*Stated goal*: Keep only those lines of the records that include the string "name".

*Excerpted records*:
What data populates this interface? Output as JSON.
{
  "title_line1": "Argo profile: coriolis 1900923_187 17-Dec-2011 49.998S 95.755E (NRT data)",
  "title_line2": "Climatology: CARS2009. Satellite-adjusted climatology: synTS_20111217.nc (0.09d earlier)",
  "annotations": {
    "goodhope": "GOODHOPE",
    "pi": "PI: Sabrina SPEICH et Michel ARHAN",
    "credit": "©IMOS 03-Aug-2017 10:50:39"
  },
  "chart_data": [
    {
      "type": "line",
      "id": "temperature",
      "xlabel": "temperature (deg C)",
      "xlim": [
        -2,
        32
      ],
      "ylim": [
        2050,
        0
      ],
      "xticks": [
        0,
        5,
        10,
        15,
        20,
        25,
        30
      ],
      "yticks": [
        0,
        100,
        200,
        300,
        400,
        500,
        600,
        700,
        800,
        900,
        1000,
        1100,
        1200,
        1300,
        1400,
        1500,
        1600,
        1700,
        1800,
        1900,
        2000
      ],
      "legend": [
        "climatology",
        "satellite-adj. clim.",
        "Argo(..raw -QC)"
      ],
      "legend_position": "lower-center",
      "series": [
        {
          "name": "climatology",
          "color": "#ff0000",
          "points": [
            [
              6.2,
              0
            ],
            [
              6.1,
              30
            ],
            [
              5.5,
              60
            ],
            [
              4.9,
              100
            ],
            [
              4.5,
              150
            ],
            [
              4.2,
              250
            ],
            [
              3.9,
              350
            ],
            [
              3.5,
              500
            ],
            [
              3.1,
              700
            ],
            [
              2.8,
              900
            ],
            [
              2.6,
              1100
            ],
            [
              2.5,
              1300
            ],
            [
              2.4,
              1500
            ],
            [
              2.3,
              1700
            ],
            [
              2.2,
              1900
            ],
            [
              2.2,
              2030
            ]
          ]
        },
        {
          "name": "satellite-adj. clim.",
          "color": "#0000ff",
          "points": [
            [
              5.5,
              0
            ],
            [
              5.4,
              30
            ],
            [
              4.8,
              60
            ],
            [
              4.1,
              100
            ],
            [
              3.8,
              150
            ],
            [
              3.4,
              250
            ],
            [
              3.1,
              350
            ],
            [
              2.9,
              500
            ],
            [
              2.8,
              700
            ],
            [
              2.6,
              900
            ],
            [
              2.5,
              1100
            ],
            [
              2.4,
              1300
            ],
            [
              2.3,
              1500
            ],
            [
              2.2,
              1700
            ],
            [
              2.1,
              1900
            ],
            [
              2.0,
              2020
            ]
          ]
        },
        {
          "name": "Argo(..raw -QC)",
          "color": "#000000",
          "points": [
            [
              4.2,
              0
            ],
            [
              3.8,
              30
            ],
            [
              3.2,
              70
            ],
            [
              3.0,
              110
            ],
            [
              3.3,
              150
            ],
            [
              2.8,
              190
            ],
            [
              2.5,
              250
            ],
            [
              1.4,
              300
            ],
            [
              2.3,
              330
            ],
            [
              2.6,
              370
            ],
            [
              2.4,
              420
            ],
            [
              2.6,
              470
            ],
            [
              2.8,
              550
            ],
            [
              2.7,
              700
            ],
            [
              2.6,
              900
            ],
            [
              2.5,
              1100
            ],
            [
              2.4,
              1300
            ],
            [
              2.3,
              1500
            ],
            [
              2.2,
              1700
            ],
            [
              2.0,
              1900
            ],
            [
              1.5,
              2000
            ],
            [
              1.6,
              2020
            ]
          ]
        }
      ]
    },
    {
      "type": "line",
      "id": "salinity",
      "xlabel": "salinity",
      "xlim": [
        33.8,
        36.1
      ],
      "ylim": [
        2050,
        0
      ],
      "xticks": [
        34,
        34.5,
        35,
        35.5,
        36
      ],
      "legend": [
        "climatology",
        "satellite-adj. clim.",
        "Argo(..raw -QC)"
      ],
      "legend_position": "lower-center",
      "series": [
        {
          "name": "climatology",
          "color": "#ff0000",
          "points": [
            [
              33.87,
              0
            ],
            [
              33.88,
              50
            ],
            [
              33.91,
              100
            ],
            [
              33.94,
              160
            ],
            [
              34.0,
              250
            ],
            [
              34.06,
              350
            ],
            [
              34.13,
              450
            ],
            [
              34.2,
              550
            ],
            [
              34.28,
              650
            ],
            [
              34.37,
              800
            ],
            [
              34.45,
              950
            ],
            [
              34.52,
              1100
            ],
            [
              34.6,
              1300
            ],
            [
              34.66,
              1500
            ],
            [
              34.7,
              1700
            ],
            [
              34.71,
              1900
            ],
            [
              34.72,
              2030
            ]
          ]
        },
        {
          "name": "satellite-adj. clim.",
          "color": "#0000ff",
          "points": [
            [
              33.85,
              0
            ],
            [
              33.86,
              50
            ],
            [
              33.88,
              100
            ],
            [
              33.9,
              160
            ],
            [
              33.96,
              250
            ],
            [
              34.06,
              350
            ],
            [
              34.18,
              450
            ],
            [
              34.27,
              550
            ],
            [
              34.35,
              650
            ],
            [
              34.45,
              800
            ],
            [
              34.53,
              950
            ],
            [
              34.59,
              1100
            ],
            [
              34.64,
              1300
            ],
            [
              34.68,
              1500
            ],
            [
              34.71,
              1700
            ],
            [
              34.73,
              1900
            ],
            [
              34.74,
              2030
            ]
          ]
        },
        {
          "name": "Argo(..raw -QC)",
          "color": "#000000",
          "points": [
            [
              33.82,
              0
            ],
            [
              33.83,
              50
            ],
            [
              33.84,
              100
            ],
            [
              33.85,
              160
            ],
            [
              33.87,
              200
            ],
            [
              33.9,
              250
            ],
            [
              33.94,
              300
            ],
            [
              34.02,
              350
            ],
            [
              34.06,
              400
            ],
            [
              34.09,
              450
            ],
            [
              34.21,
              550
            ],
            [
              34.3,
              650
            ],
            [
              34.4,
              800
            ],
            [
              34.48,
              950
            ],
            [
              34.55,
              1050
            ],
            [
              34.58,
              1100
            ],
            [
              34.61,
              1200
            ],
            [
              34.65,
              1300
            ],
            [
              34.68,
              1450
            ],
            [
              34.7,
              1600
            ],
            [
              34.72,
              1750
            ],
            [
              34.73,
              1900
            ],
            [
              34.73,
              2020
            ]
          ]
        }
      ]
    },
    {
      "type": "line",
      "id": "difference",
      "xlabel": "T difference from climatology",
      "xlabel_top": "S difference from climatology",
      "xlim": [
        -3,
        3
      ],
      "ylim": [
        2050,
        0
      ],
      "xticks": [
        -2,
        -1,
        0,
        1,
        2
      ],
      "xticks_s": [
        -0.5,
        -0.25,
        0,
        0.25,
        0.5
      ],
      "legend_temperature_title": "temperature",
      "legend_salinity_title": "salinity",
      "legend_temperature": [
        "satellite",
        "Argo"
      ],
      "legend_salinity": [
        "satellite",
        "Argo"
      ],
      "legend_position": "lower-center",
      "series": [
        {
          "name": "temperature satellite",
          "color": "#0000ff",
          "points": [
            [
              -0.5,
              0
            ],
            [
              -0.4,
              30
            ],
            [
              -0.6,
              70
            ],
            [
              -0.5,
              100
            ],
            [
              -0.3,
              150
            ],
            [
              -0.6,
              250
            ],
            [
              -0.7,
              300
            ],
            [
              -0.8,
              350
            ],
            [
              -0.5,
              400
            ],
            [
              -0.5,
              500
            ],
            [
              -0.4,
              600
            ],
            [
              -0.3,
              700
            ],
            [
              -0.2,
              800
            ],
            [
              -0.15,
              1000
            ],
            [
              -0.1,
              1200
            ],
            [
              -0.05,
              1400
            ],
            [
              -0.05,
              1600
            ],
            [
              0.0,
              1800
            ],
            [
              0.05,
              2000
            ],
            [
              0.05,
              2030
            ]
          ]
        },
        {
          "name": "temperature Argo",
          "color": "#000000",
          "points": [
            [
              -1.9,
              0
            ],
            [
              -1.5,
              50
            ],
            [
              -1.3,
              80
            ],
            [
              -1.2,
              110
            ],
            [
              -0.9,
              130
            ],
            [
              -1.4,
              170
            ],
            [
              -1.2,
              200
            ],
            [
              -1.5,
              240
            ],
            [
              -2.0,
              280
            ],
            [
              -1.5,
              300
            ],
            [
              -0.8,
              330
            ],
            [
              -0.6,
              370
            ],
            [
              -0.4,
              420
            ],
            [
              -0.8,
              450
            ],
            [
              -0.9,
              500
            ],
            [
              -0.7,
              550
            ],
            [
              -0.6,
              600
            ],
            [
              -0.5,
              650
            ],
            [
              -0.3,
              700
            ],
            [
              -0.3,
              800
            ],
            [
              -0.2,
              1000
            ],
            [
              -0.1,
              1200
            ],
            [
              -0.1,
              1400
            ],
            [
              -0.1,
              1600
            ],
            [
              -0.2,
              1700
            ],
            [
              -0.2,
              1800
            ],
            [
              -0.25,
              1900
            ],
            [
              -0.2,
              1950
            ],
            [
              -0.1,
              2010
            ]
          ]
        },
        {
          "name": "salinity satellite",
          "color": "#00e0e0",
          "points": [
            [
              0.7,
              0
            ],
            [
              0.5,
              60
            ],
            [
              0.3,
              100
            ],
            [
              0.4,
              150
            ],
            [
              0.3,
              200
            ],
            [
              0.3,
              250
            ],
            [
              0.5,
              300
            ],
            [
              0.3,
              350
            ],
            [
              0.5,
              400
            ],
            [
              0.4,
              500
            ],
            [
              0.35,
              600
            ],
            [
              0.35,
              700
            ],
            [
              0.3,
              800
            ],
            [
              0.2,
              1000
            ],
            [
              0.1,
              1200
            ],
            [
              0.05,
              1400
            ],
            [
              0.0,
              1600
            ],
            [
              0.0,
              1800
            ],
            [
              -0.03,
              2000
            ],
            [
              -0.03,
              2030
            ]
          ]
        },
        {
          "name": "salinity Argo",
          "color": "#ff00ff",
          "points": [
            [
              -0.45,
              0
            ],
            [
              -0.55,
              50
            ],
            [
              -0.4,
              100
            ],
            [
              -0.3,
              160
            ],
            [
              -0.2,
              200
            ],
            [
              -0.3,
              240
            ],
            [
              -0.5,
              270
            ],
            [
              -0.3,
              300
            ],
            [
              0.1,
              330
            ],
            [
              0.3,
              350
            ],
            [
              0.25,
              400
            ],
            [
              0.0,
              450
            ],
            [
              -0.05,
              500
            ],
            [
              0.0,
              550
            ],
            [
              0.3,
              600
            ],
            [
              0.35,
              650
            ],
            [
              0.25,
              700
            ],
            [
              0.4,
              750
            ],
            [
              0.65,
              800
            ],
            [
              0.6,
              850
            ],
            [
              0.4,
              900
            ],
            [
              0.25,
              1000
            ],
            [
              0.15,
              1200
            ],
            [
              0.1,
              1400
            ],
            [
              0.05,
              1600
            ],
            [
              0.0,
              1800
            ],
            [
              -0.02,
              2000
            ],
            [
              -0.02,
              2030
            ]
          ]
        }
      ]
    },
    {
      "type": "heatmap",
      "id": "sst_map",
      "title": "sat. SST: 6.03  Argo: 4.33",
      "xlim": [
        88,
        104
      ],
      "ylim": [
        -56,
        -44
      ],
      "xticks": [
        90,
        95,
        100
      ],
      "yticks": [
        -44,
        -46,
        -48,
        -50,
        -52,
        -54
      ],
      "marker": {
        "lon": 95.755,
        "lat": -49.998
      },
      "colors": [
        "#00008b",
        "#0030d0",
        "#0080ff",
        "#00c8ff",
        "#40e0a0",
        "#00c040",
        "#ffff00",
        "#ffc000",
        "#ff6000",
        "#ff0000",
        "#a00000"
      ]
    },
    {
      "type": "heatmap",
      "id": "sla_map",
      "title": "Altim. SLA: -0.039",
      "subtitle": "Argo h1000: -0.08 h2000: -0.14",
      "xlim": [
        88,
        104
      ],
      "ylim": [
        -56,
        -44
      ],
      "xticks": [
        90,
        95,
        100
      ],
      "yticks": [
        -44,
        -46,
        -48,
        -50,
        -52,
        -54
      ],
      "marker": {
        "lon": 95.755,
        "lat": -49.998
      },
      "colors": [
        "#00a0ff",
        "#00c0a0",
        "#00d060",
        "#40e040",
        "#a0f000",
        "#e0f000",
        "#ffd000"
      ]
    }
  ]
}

*Result for this task*:
          "name": "climatology",
          "name": "satellite-adj. clim.",
          "name": "Argo(..raw -QC)",
          "name": "climatology",
          "name": "satellite-adj. clim.",
          "name": "Argo(..raw -QC)",
          "name": "temperature satellite",
          "name": "temperature Argo",
          "name": "salinity satellite",
          "name": "salinity Argo",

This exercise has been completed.